------ Information provided

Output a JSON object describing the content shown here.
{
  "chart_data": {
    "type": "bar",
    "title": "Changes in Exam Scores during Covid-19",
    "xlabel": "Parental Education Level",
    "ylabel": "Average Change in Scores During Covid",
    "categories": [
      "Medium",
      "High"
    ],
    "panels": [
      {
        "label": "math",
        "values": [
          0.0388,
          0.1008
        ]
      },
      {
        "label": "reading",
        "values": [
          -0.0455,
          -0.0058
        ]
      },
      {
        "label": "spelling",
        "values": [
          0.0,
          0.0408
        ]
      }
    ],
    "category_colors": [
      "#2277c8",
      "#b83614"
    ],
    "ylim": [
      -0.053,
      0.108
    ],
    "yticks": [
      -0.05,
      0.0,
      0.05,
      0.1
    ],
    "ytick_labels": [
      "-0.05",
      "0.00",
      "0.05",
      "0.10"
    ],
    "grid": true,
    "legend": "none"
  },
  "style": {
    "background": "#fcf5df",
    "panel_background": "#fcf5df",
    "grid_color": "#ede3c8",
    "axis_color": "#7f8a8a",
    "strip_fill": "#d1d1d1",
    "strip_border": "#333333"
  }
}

------------

Exercise prompt
Your task is to print the whole listing again exactly.

Solution
Output a JSON object describing the content shown here.
{
  "chart_data": {
    "type": "bar",
    "title": "Changes in Exam Scores during Covid-19",
    "xlabel": "Parental Education Level",
    "ylabel": "Average Change in Scores During Covid",
    "categories": [
      "Medium",
      "High"
    ],
    "panels": [
      {
        "label": "math",
        "values": [
          0.0388,
          0.1008
        ]
      },
      {
        "label": "reading",
        "values": [
          -0.0455,
          -0.0058
        ]
      },
      {
        "label": "spelling",
        "values": [
          0.0,
          0.0408
        ]
      }
    ],
    "category_colors": [
      "#2277c8",
      "#b83614"
    ],
    "ylim": [
      -0.053,
      0.108
    ],
    "yticks": [
      -0.05,
      0.0,
      0.05,
      0.1
    ],
    "ytick_labels": [
      "-0.05",
      "0.00",
      "0.05",
      "0.10"
    ],
    "grid": true,
    "legend": "none"
  },
  "style": {
    "background": "#fcf5df",
    "panel_background": "#fcf5df",
    "grid_color": "#ede3c8",
    "axis_color": "#7f8a8a",
    "strip_fill": "#d1d1d1",
    "strip_border": "#333333"
  }
}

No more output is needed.